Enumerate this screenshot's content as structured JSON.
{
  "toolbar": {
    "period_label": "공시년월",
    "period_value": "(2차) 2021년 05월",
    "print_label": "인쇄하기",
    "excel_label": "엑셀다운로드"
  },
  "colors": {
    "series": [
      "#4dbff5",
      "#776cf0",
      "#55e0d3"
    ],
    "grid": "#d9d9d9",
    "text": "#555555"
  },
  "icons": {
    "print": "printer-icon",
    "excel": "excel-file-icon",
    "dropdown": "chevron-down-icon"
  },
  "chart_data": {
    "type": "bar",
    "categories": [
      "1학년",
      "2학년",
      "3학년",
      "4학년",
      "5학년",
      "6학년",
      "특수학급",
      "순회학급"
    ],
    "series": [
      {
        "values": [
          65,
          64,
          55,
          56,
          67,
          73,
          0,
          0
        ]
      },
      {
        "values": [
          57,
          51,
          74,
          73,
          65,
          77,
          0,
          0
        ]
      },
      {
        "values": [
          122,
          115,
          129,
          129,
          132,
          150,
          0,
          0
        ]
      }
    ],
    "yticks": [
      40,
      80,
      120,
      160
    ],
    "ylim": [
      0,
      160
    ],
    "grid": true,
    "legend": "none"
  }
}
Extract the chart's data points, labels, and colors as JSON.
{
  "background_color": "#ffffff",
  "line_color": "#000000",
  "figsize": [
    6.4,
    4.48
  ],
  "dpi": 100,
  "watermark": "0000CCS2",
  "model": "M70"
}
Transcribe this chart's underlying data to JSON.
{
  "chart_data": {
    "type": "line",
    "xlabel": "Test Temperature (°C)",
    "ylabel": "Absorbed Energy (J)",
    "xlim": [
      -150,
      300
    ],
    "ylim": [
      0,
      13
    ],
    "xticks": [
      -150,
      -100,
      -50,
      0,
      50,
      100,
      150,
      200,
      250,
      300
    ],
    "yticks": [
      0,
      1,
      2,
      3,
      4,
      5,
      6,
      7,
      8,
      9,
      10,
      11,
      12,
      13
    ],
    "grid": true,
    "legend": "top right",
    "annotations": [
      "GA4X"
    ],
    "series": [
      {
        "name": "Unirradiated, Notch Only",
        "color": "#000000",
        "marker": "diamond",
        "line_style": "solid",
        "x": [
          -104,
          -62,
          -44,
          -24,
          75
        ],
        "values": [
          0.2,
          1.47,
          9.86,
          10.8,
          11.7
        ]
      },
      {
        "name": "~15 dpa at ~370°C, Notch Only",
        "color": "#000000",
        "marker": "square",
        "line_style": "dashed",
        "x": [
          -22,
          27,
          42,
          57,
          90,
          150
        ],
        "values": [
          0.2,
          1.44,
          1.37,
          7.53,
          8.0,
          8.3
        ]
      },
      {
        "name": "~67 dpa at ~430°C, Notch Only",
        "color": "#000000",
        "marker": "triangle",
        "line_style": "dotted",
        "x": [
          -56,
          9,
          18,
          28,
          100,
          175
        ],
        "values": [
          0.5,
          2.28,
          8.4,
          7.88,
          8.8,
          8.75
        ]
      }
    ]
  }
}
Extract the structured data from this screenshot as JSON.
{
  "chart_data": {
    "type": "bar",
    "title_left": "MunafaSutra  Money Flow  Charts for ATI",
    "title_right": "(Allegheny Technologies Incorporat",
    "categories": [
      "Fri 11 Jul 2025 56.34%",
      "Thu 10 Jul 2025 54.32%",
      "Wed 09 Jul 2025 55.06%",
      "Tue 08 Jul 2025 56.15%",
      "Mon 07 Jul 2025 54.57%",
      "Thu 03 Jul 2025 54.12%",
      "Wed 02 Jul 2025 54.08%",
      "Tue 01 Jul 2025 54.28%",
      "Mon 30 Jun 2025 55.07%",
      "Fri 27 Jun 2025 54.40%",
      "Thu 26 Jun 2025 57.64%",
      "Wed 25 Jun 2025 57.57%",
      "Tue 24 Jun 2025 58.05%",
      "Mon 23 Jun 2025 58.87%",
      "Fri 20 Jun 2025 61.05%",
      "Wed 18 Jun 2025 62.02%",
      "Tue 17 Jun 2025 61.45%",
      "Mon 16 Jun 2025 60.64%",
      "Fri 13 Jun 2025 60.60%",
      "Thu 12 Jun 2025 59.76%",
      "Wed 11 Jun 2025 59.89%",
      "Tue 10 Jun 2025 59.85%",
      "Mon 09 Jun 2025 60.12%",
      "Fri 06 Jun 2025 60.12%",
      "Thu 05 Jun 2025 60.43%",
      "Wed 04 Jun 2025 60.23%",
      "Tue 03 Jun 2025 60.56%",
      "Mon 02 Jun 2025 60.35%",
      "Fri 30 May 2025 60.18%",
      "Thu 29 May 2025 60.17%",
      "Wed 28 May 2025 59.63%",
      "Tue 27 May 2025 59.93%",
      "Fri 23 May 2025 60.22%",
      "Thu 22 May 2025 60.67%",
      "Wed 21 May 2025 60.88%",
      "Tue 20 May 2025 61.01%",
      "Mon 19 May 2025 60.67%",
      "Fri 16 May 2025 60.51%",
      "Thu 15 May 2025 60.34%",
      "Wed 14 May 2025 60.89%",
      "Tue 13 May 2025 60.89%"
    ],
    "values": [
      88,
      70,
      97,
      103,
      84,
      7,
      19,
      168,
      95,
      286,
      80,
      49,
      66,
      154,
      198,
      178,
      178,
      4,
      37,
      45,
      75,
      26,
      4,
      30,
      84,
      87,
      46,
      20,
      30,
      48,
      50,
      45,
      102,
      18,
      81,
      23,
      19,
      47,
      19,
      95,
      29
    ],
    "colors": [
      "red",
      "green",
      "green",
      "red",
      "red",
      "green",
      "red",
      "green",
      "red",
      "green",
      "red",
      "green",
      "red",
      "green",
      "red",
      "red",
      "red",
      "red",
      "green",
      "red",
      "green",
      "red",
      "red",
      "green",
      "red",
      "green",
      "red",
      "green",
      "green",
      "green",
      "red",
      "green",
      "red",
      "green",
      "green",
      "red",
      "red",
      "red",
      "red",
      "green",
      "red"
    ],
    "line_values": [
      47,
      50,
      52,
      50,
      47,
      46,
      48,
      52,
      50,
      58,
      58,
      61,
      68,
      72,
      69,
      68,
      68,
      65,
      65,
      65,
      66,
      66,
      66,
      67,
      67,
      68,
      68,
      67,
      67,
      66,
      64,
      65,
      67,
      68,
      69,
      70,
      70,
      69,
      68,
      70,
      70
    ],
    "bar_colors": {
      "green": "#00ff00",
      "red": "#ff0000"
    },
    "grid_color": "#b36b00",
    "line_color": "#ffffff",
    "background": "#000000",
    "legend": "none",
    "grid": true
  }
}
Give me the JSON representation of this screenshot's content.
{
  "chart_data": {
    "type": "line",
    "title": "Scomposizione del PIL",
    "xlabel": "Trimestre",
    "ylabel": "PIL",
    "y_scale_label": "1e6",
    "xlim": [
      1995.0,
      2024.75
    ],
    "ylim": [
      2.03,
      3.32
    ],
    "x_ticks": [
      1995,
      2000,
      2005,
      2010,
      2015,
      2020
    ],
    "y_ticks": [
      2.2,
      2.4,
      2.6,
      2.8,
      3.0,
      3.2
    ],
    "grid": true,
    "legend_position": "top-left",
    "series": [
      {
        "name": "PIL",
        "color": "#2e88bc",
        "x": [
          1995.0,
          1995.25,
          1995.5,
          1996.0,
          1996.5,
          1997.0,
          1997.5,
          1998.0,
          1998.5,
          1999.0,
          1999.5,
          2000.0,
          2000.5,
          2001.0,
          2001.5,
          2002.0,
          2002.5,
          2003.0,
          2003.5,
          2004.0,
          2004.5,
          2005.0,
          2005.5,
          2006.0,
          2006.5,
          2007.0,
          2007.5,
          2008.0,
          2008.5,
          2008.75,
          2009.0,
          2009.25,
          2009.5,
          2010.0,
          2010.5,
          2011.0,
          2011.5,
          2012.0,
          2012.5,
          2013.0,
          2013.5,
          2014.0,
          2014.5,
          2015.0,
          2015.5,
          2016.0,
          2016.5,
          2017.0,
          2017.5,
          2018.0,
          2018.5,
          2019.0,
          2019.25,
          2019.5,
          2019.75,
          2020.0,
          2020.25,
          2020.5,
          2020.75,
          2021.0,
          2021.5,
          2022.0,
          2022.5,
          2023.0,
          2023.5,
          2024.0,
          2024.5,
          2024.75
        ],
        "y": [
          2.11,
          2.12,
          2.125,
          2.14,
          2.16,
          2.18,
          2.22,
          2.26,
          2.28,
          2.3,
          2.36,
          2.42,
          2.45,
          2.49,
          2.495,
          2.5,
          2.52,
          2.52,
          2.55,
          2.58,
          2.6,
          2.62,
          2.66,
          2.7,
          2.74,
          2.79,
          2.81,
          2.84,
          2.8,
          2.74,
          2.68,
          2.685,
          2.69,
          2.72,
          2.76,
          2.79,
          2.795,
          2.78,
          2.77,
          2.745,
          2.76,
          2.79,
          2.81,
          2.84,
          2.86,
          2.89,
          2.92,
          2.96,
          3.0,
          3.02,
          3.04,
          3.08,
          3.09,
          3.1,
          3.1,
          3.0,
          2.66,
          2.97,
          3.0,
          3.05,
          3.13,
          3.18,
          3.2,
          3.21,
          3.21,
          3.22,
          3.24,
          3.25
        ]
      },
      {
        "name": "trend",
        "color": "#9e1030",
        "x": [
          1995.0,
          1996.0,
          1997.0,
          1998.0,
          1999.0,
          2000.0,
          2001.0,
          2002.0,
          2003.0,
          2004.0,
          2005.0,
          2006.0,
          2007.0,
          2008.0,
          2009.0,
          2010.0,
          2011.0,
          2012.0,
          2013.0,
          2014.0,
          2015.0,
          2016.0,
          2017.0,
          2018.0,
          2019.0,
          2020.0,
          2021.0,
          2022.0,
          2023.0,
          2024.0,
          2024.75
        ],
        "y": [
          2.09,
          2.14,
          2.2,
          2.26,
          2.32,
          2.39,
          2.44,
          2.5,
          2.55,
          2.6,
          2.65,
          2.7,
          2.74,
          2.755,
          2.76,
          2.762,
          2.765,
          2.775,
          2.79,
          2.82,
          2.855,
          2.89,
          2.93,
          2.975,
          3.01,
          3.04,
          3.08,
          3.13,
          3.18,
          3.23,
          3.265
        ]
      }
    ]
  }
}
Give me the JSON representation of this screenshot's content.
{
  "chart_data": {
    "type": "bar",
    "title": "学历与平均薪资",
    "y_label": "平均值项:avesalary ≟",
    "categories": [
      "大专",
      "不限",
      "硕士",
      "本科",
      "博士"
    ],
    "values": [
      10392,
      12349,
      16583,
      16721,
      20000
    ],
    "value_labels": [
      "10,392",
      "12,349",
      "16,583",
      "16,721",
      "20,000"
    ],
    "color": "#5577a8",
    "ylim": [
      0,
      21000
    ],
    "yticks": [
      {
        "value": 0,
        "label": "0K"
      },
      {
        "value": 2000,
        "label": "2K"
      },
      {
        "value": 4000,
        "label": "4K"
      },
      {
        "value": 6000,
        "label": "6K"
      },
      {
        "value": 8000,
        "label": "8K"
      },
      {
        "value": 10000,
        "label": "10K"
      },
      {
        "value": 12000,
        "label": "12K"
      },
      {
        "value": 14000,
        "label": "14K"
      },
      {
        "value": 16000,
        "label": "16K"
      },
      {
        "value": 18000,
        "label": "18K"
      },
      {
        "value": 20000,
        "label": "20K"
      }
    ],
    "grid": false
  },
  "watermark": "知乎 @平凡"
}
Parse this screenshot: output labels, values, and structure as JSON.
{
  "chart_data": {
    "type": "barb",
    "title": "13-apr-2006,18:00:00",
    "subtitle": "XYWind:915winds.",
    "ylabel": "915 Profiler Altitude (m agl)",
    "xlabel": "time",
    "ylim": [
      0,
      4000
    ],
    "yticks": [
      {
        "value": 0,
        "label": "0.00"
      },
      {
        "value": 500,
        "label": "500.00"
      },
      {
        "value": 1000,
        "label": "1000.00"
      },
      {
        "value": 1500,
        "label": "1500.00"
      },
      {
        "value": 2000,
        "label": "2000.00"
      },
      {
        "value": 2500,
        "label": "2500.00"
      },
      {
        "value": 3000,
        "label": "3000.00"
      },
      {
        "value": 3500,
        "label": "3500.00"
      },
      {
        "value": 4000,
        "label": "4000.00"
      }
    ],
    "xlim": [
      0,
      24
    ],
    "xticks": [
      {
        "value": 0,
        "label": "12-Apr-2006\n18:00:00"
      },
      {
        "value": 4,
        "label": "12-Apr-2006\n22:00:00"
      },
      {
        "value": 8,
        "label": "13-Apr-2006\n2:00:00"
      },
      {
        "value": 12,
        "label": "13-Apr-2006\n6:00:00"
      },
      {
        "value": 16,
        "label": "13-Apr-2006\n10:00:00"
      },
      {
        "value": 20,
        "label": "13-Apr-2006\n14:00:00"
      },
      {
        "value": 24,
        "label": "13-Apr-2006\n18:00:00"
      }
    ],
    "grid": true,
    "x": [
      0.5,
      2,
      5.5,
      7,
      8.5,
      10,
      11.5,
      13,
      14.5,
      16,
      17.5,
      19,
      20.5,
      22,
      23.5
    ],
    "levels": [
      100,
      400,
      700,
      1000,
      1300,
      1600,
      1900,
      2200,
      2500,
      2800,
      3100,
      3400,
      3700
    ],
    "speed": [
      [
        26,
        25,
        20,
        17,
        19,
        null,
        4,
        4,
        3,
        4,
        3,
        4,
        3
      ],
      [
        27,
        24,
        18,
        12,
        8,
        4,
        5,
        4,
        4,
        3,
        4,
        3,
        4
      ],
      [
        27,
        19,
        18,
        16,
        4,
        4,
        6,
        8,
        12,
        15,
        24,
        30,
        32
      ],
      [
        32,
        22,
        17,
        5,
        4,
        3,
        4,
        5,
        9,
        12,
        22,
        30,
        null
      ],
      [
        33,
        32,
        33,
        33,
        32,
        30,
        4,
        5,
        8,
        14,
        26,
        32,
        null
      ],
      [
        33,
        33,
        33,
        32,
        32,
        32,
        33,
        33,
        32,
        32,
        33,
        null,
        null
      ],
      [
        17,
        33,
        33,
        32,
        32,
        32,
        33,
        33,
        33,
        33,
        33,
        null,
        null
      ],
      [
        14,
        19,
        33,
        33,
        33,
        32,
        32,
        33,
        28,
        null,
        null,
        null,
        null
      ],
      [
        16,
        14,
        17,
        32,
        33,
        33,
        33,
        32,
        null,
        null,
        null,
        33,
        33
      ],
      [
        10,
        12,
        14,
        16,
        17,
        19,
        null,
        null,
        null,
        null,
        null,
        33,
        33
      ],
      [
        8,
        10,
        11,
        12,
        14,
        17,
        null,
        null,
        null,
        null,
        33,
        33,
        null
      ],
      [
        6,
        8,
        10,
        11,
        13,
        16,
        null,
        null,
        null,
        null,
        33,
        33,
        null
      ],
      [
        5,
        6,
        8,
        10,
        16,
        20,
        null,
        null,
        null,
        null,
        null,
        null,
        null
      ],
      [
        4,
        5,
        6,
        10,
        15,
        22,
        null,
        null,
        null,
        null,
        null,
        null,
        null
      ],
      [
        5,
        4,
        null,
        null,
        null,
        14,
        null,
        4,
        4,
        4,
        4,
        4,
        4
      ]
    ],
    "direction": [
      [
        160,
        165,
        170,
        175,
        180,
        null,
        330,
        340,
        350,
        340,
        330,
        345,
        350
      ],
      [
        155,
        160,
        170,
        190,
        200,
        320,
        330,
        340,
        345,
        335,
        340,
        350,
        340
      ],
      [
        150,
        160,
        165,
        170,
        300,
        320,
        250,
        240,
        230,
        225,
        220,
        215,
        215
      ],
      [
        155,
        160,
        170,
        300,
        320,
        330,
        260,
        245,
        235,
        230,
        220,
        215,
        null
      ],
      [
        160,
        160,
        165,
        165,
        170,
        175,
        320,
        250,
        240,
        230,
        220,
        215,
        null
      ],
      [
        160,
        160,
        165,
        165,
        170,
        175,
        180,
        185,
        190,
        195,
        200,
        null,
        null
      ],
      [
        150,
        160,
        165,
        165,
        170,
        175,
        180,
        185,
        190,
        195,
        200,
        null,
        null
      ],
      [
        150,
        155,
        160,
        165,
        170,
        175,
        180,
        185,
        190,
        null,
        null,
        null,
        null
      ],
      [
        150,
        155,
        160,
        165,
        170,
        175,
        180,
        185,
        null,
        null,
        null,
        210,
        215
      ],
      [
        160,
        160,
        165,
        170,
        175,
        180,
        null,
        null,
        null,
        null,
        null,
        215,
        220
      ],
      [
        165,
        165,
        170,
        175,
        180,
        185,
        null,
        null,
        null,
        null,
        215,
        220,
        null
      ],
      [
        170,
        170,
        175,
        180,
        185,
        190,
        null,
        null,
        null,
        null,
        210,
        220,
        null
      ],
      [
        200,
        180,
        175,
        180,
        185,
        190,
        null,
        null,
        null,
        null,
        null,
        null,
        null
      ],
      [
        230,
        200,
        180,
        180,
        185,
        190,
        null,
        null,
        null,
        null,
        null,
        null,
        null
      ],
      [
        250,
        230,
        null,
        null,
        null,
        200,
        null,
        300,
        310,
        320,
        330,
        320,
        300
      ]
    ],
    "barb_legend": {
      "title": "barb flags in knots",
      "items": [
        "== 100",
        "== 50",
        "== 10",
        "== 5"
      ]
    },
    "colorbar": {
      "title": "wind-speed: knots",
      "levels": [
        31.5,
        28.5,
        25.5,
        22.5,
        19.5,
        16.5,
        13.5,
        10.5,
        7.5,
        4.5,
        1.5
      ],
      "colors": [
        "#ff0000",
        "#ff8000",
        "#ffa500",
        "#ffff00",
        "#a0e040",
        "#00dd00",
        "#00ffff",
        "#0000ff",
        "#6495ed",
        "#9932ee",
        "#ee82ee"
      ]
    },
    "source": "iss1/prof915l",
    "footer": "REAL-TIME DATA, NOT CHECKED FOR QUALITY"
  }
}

..........

- _Goal of the exercise_:
Of the lines in the data above, how many contain the word "this"? Give only that figure.

- _Answer for the task_:
6